> _Data shown_
(begin)
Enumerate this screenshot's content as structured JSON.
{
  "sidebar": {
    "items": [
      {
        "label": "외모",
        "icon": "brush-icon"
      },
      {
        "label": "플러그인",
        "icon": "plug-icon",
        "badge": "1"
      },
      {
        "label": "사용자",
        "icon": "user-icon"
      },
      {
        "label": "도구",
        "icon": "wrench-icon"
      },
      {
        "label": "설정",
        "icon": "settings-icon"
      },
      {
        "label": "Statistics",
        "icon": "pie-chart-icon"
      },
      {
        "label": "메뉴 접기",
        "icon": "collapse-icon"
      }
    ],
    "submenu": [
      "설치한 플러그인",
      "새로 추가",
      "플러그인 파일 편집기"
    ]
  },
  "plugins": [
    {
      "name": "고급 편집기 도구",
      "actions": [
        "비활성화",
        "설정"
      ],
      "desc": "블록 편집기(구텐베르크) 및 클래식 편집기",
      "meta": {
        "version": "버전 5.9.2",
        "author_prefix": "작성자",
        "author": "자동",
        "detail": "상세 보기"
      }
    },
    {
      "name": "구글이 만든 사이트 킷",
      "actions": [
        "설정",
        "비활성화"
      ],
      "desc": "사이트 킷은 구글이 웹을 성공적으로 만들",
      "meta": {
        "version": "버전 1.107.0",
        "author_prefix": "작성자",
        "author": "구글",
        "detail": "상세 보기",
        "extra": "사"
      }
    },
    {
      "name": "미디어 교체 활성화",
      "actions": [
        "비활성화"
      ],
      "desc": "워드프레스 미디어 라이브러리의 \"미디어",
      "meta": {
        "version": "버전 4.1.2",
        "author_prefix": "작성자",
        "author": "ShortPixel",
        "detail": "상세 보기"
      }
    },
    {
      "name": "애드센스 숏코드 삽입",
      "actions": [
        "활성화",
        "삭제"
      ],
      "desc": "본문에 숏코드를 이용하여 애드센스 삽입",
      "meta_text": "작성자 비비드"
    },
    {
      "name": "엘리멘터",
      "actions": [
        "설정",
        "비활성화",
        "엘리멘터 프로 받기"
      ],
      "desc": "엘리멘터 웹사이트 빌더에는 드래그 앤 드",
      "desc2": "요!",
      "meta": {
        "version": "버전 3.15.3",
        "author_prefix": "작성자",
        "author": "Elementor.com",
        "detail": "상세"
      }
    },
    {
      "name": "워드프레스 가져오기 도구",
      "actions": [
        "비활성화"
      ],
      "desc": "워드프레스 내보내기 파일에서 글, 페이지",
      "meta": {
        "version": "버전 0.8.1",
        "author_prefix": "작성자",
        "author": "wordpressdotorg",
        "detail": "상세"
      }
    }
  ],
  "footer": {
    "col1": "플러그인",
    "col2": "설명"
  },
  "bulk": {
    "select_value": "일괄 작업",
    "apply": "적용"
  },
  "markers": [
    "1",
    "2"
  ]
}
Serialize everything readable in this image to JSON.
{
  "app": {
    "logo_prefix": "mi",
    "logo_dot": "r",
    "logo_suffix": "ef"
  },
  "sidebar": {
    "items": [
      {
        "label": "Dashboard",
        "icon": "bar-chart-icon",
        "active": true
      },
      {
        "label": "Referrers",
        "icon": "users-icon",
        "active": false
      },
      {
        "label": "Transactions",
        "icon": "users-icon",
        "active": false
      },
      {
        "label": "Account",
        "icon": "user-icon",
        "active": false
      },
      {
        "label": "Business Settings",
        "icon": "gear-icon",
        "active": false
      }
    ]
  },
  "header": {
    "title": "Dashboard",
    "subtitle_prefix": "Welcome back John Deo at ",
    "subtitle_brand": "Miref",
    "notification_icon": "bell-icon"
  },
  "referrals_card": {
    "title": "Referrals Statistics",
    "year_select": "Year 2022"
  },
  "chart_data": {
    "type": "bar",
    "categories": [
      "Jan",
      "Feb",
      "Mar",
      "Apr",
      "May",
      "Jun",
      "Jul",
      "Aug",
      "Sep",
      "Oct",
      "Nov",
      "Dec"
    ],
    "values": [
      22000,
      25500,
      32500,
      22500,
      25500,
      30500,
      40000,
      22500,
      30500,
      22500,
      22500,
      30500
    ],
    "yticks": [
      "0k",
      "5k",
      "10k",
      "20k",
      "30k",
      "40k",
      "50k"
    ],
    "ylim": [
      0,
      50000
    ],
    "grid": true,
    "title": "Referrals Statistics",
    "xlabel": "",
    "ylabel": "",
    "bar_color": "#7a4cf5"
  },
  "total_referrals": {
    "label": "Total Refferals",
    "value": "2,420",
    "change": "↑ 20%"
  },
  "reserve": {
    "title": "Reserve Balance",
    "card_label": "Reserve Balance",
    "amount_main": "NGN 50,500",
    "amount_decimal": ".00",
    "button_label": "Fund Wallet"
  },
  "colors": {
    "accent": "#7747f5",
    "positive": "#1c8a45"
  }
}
(end)
(begin)
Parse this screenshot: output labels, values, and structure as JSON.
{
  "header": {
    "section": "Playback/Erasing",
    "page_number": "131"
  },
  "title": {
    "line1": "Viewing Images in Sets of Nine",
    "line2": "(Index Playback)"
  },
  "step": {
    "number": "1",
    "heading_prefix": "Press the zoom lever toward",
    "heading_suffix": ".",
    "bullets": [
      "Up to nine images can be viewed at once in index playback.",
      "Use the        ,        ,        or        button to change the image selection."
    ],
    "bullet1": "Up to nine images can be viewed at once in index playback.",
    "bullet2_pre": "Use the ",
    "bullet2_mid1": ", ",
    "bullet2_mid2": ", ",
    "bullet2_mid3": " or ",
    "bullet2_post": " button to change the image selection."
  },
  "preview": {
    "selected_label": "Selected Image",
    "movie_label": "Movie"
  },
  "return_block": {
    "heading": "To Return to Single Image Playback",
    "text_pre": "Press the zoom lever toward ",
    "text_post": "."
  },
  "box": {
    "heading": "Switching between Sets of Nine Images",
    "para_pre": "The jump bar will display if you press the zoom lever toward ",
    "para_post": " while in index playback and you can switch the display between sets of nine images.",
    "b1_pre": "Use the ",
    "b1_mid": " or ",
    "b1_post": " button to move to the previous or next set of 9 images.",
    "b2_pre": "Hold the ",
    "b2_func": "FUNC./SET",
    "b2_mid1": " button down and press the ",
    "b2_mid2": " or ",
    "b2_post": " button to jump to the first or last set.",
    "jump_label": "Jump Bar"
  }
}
(end)
Where a line contains "플러그인", copy that line.

        "label": "플러그인",
      "설치한 플러그인",
      "플러그인 파일 편집기"
    "col1": "플러그인",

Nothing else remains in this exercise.